Only the pictures are left out: repeat the rest of the entries exactly.

[START]

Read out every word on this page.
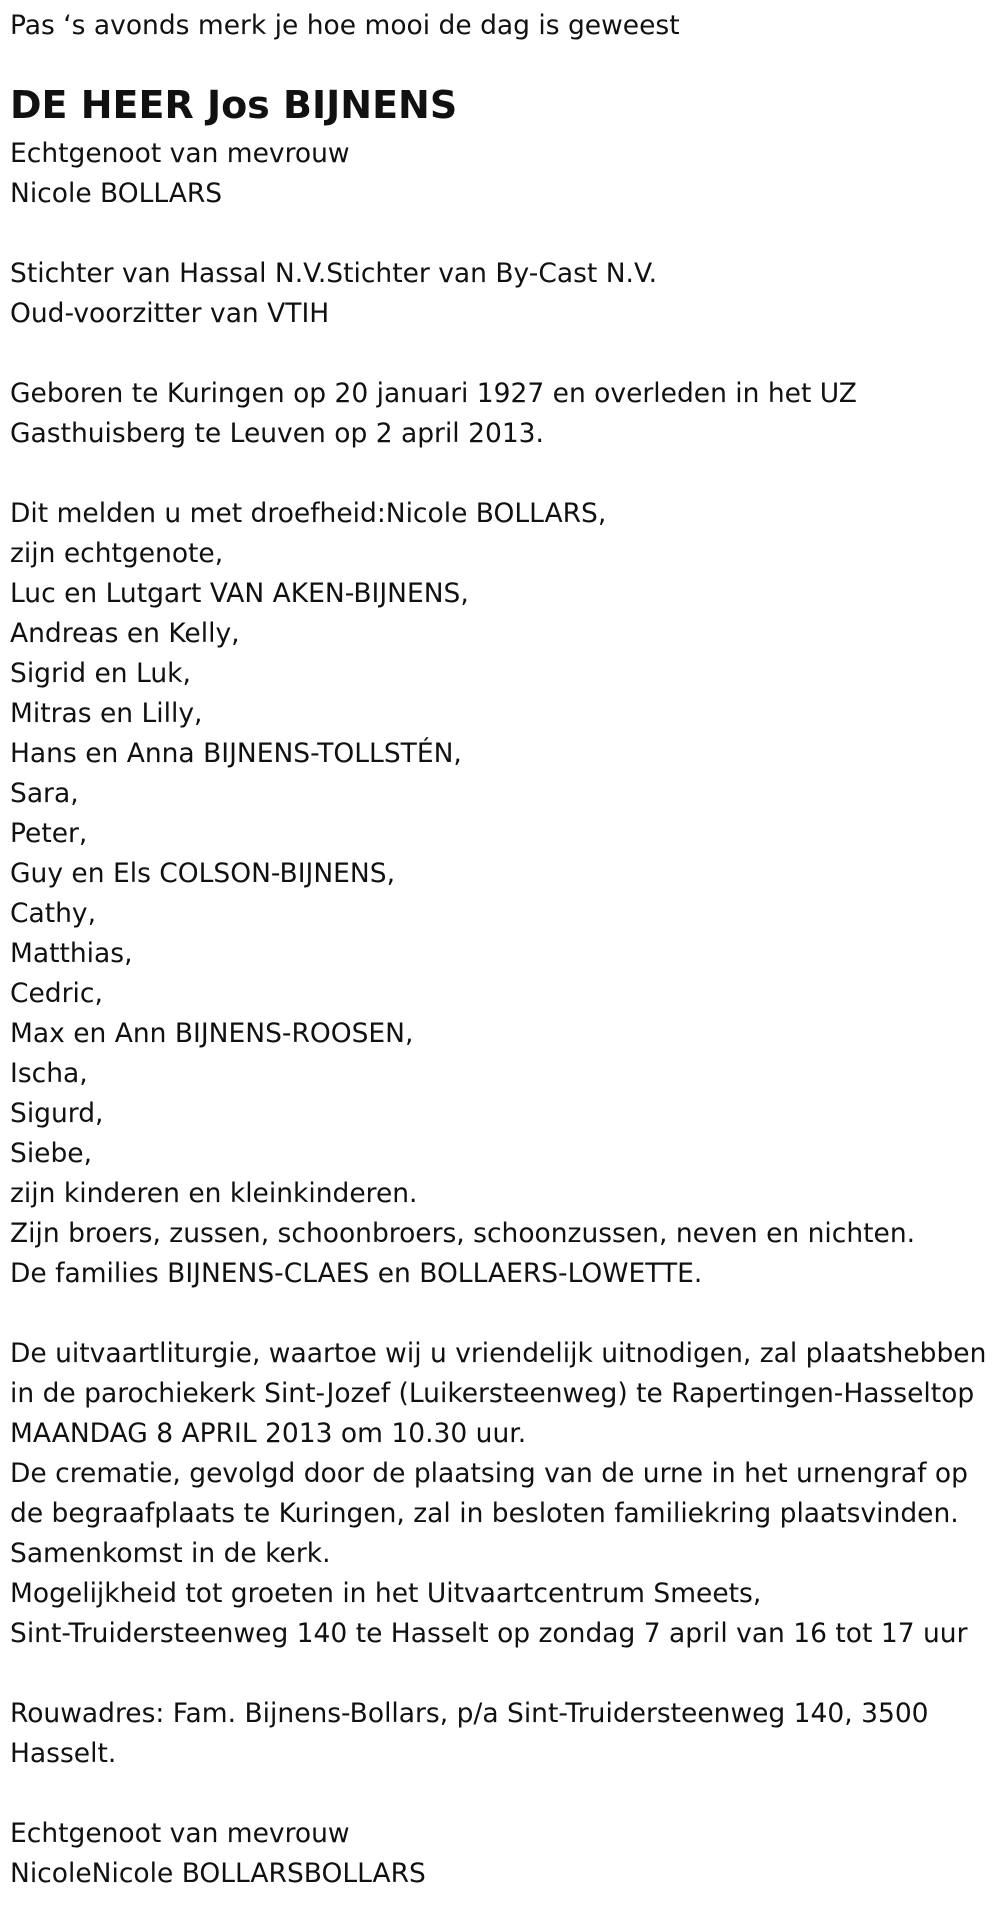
Pas ‘s avonds merk je hoe mooi de dag is geweest

DE HEER Jos BIJNENS

Echtgenoot van mevrouw

Nicole BOLLARS

Stichter van Hassal N.V.Stichter van By-Cast N.V.

Oud-voorzitter van VTIH

Geboren te Kuringen op 20 januari 1927 en overleden in het UZ

Gasthuisberg te Leuven op 2 april 2013.

Dit melden u met droefheid:Nicole BOLLARS,

zijn echtgenote,

Luc en Lutgart VAN AKEN-BIJNENS,

Andreas en Kelly,

Sigrid en Luk,

Mitras en Lilly,

Hans en Anna BIJNENS-TOLLSTÉN,

Sara,

Peter,

Guy en Els COLSON-BIJNENS,

Cathy,

Matthias,

Cedric,

Max en Ann BIJNENS-ROOSEN,

Ischa,

Sigurd,

Siebe,

zijn kinderen en kleinkinderen.

Zijn broers, zussen, schoonbroers, schoonzussen, neven en nichten.

De families BIJNENS-CLAES en BOLLAERS-LOWETTE.

De uitvaartliturgie, waartoe wij u vriendelijk uitnodigen, zal plaatshebben

in de parochiekerk Sint-Jozef (Luikersteenweg) te Rapertingen-Hasseltop

MAANDAG 8 APRIL 2013 om 10.30 uur.

De crematie, gevolgd door de plaatsing van de urne in het urnengraf op

de begraafplaats te Kuringen, zal in besloten familiekring plaatsvinden.

Samenkomst in de kerk.

Mogelijkheid tot groeten in het Uitvaartcentrum Smeets,

Sint-Truidersteenweg 140 te Hasselt op zondag 7 april van 16 tot 17 uur

Rouwadres: Fam. Bijnens-Bollars, p/a Sint-Truidersteenweg 140, 3500

Hasselt.

Echtgenoot van mevrouw

NicoleNicole BOLLARSBOLLARS
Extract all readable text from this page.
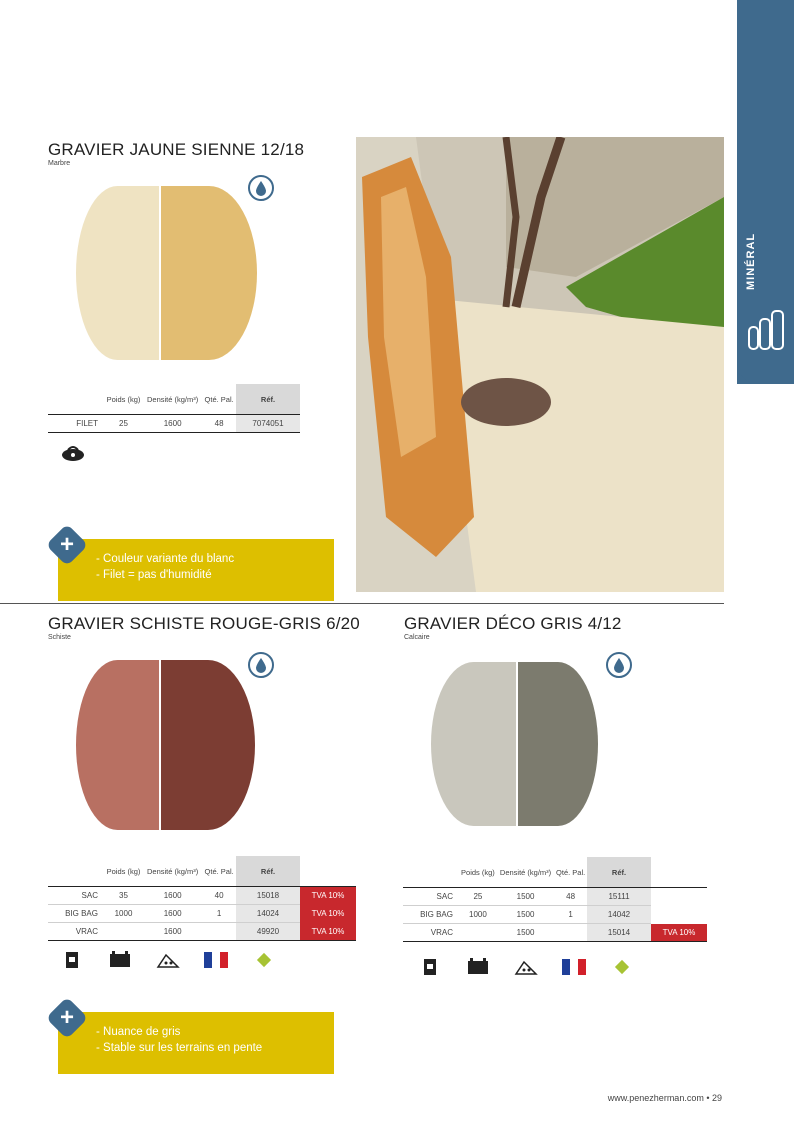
MINÉRAL
GRAVIER JAUNE SIENNE 12/18
Marbre
	Poids (kg)	Densité (kg/m³)	Qté. Pal.	Réf.
FILET	25	1600	48	7074051
- Couleur variante du blanc
- Filet = pas d'humidité
+
GRAVIER SCHISTE ROUGE-GRIS 6/20
Schiste
	Poids (kg)	Densité (kg/m³)	Qté. Pal.	Réf.	
SAC	35	1600	40	15018	TVA 10%
BIG BAG	1000	1600	1	14024	TVA 10%
VRAC		1600		49920	TVA 10%
- Nuance de gris
- Stable sur les terrains en pente
+
GRAVIER DÉCO GRIS 4/12
Calcaire
	Poids (kg)	Densité (kg/m³)	Qté. Pal.	Réf.	
SAC	25	1500	48	15111	
BIG BAG	1000	1500	1	14042	
VRAC		1500		15014	TVA 10%
www.penezherman.com • 29
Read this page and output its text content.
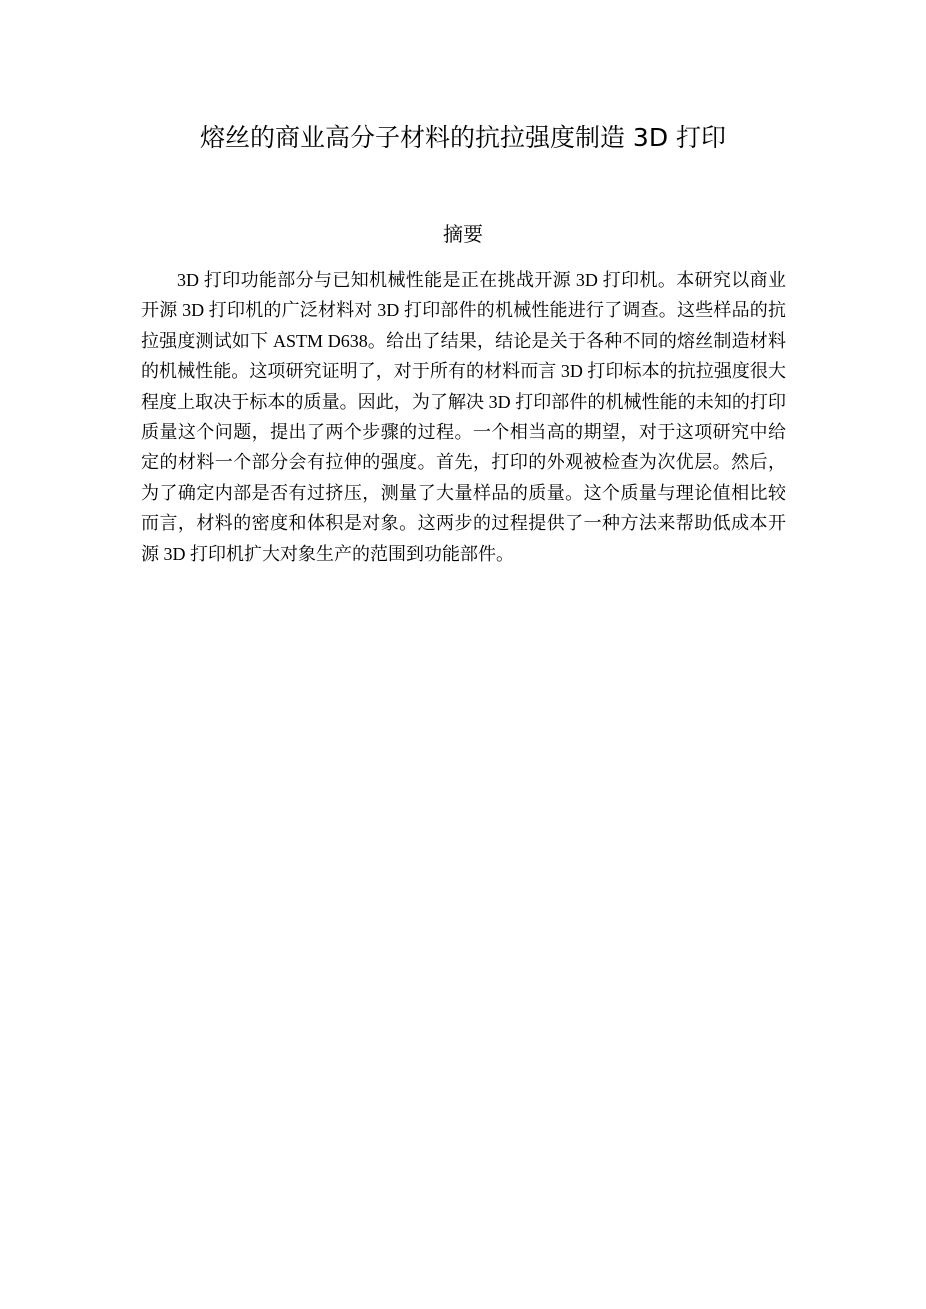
熔丝的商业高分子材料的抗拉强度制造 3D 打印
摘要

3D 打印功能部分与已知机械性能是正在挑战开源 3D 打印机。本研究以商业开源 3D 打印机的广泛材料对 3D 打印部件的机械性能进行了调查。这些样品的抗拉强度测试如下 ASTM D638。给出了结果，结论是关于各种不同的熔丝制造材料的机械性能。这项研究证明了，对于所有的材料而言 3D 打印标本的抗拉强度很大程度上取决于标本的质量。因此，为了解决 3D 打印部件的机械性能的未知的打印质量这个问题，提出了两个步骤的过程。一个相当高的期望，对于这项研究中给定的材料一个部分会有拉伸的强度。首先，打印的外观被检查为次优层。然后，为了确定内部是否有过挤压，测量了大量样品的质量。这个质量与理论值相比较而言，材料的密度和体积是对象。这两步的过程提供了一种方法来帮助低成本开源 3D 打印机扩大对象生产的范围到功能部件。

[END]

▸ **EXPECTED ANSWER**
Read out every word on this page.
Pas ‘s avonds merk je hoe mooi de dag is geweest

DE HEER Jos BIJNENS

Echtgenoot van mevrouw

Nicole BOLLARS

Stichter van Hassal N.V.Stichter van By-Cast N.V.

Oud-voorzitter van VTIH

Geboren te Kuringen op 20 januari 1927 en overleden in het UZ

Gasthuisberg te Leuven op 2 april 2013.

Dit melden u met droefheid:Nicole BOLLARS,

zijn echtgenote,

Luc en Lutgart VAN AKEN-BIJNENS,

Andreas en Kelly,

Sigrid en Luk,

Mitras en Lilly,

Hans en Anna BIJNENS-TOLLSTÉN,

Sara,

Peter,

Guy en Els COLSON-BIJNENS,

Cathy,

Matthias,

Cedric,

Max en Ann BIJNENS-ROOSEN,

Ischa,

Sigurd,

Siebe,

zijn kinderen en kleinkinderen.

Zijn broers, zussen, schoonbroers, schoonzussen, neven en nichten.

De families BIJNENS-CLAES en BOLLAERS-LOWETTE.

De uitvaartliturgie, waartoe wij u vriendelijk uitnodigen, zal plaatshebben

in de parochiekerk Sint-Jozef (Luikersteenweg) te Rapertingen-Hasseltop

MAANDAG 8 APRIL 2013 om 10.30 uur.

De crematie, gevolgd door de plaatsing van de urne in het urnengraf op

de begraafplaats te Kuringen, zal in besloten familiekring plaatsvinden.

Samenkomst in de kerk.

Mogelijkheid tot groeten in het Uitvaartcentrum Smeets,

Sint-Truidersteenweg 140 te Hasselt op zondag 7 april van 16 tot 17 uur

Rouwadres: Fam. Bijnens-Bollars, p/a Sint-Truidersteenweg 140, 3500

Hasselt.

Echtgenoot van mevrouw

NicoleNicole BOLLARSBOLLARS
Extract all readable text from this page.
MINÉRAL
GRAVIER JAUNE SIENNE 12/18
Marbre
	Poids (kg)	Densité (kg/m³)	Qté. Pal.	Réf.
FILET	25	1600	48	7074051
- Couleur variante du blanc
- Filet = pas d'humidité
+
GRAVIER SCHISTE ROUGE-GRIS 6/20
Schiste
	Poids (kg)	Densité (kg/m³)	Qté. Pal.	Réf.	
SAC	35	1600	40	15018	TVA 10%
BIG BAG	1000	1600	1	14024	TVA 10%
VRAC		1600		49920	TVA 10%
- Nuance de gris
- Stable sur les terrains en pente
+
GRAVIER DÉCO GRIS 4/12
Calcaire
	Poids (kg)	Densité (kg/m³)	Qté. Pal.	Réf.	
SAC	25	1500	48	15111	
BIG BAG	1000	1500	1	14042	
VRAC		1500		15014	TVA 10%
www.penezherman.com • 29
Read this page and output its text content.
熔丝的商业高分子材料的抗拉强度制造 3D 打印
摘要

3D 打印功能部分与已知机械性能是正在挑战开源 3D 打印机。本研究以商业开源 3D 打印机的广泛材料对 3D 打印部件的机械性能进行了调查。这些样品的抗拉强度测试如下 ASTM D638。给出了结果，结论是关于各种不同的熔丝制造材料的机械性能。这项研究证明了，对于所有的材料而言 3D 打印标本的抗拉强度很大程度上取决于标本的质量。因此，为了解决 3D 打印部件的机械性能的未知的打印质量这个问题，提出了两个步骤的过程。一个相当高的期望，对于这项研究中给定的材料一个部分会有拉伸的强度。首先，打印的外观被检查为次优层。然后，为了确定内部是否有过挤压，测量了大量样品的质量。这个质量与理论值相比较而言，材料的密度和体积是对象。这两步的过程提供了一种方法来帮助低成本开源 3D 打印机扩大对象生产的范围到功能部件。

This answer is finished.